Scan the records and identify every line in which the string "icon" occurs, then return those lines.

# Start of Material

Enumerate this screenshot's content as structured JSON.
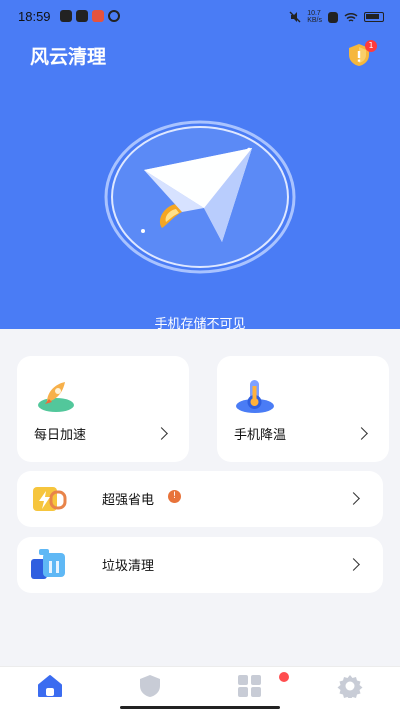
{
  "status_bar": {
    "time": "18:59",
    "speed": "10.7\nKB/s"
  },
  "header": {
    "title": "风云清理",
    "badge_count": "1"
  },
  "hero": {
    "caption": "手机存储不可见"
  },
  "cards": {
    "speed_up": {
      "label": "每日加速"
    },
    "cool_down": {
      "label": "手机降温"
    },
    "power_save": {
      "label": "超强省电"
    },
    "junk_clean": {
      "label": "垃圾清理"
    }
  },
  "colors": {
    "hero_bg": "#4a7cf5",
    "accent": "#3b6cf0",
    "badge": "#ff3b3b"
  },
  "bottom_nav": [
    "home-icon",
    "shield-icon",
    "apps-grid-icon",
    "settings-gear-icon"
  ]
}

# End of Material

Response for this exercise:
    "home-icon",
    "shield-icon",
    "apps-grid-icon",
    "settings-gear-icon"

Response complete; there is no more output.